◆ **Listing**
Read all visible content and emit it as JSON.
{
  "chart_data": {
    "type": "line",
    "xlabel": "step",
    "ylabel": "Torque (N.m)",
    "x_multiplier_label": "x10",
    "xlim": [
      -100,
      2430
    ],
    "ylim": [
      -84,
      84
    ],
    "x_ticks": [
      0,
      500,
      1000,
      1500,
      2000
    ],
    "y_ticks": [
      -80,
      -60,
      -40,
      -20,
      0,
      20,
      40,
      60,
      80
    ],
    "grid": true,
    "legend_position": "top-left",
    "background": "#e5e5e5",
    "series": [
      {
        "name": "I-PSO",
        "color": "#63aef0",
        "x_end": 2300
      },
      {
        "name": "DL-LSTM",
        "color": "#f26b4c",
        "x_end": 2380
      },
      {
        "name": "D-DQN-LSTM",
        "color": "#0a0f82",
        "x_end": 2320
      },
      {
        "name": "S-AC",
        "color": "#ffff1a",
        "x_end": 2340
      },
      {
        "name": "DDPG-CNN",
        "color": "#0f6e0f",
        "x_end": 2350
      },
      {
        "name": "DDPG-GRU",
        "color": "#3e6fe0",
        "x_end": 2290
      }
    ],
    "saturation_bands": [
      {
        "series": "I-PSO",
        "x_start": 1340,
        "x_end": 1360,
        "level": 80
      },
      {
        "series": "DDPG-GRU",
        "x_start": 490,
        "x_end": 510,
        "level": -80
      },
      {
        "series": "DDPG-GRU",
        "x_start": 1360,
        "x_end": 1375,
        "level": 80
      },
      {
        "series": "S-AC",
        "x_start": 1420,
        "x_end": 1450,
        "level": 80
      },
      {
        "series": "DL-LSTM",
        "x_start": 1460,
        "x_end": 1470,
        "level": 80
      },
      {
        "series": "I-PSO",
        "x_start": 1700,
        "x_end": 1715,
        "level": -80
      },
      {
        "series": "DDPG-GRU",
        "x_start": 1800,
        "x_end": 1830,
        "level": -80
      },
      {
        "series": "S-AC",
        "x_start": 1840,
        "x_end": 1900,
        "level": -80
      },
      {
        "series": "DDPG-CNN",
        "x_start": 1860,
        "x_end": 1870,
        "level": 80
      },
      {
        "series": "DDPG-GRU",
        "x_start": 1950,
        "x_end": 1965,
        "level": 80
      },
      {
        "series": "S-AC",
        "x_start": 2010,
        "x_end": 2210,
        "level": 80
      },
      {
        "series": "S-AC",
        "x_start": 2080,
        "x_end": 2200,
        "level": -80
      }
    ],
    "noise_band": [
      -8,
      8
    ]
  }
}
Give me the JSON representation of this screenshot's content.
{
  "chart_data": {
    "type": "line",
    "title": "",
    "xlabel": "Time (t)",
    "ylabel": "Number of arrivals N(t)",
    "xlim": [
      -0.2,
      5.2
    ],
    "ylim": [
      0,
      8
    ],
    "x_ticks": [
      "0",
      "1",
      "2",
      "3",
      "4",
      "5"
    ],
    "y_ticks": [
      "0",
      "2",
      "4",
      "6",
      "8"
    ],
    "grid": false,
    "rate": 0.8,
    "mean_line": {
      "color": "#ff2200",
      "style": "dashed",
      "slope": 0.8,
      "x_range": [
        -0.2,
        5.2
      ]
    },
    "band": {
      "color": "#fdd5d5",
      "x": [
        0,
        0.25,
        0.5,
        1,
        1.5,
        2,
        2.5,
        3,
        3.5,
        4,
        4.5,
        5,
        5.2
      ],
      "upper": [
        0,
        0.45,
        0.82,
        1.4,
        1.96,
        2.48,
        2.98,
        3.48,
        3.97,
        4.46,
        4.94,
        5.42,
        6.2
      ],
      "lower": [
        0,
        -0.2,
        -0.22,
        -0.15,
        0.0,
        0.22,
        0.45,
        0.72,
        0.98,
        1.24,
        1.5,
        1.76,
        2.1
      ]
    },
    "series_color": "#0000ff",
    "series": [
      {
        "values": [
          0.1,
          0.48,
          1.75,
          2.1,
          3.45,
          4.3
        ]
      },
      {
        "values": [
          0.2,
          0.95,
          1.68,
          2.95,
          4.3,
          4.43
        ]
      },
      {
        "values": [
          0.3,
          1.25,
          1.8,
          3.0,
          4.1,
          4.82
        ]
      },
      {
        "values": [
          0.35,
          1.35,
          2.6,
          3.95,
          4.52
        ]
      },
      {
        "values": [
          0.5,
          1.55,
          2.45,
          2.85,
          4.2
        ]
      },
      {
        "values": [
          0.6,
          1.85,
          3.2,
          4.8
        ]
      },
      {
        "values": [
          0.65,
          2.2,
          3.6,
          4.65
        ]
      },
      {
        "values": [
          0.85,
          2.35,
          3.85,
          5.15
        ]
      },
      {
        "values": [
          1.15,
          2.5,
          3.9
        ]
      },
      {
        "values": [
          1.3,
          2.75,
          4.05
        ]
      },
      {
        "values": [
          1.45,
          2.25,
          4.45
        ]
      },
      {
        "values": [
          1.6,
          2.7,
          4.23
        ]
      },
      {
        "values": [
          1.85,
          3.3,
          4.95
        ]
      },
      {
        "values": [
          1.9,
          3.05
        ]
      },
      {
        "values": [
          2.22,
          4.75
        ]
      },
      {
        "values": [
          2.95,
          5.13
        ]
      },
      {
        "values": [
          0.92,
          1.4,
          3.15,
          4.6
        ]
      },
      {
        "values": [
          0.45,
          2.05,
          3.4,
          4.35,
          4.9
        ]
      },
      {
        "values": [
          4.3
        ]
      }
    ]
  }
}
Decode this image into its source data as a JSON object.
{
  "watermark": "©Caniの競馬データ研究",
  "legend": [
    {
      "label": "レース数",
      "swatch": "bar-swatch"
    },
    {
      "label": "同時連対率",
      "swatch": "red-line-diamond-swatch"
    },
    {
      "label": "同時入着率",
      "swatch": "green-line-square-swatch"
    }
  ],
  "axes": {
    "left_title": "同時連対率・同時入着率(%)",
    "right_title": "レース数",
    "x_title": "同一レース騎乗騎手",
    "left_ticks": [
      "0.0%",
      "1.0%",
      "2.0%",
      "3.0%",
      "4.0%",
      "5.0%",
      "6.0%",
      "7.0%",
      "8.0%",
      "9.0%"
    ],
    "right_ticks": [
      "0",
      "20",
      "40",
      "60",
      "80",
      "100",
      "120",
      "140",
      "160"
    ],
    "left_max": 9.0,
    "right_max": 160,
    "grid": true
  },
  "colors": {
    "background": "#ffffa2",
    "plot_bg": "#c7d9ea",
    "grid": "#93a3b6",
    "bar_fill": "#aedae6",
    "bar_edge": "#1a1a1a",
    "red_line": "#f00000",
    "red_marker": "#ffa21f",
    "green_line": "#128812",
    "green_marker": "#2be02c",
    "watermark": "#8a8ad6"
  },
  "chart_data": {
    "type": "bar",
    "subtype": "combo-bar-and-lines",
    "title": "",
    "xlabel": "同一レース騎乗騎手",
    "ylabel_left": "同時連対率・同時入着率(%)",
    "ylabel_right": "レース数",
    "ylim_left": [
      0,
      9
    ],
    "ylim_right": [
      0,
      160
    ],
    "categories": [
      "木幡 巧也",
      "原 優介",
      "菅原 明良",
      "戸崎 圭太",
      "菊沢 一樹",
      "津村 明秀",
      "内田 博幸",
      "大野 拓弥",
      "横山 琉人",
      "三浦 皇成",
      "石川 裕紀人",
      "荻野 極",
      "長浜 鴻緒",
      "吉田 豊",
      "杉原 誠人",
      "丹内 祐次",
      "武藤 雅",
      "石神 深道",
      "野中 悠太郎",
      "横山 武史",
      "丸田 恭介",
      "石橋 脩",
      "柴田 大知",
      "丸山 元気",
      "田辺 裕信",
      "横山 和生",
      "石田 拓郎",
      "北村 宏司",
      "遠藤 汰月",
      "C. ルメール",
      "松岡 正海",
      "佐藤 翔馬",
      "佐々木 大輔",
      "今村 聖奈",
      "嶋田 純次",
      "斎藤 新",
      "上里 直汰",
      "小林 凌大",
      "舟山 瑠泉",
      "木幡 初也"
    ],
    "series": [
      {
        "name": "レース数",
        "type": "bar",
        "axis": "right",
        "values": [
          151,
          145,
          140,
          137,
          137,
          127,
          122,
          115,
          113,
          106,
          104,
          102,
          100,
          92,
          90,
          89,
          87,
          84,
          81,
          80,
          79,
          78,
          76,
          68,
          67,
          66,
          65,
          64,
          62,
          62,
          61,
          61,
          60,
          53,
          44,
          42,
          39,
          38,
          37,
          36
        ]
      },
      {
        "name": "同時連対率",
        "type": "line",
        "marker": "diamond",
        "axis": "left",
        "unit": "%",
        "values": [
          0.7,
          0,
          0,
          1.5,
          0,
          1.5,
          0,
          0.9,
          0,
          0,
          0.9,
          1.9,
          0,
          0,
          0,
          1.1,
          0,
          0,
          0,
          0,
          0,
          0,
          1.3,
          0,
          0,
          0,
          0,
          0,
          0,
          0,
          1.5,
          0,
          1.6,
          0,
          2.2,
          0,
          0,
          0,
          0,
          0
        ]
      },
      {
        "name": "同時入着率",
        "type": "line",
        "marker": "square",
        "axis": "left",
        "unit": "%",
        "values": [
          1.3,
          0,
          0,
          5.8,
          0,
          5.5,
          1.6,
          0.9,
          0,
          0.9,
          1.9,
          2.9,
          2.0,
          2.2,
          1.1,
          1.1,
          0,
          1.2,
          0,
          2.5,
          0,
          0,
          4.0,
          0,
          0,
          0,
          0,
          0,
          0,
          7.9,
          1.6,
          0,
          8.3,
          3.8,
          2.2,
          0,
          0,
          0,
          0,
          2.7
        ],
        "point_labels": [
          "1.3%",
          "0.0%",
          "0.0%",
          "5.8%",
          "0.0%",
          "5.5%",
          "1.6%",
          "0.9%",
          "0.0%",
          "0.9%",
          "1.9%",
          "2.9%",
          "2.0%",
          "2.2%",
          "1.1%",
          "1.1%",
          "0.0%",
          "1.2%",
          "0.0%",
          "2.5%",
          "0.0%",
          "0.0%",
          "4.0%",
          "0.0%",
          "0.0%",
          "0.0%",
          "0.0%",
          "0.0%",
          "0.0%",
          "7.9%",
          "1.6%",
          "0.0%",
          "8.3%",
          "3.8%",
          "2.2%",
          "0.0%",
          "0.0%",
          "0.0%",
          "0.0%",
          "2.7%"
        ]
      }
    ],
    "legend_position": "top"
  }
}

◆ **Stated goal**
Identify each line containing the string "LSTM" and copy it out.

◆ **Right answer**
        "name": "DL-LSTM",
        "name": "D-DQN-LSTM",
        "series": "DL-LSTM",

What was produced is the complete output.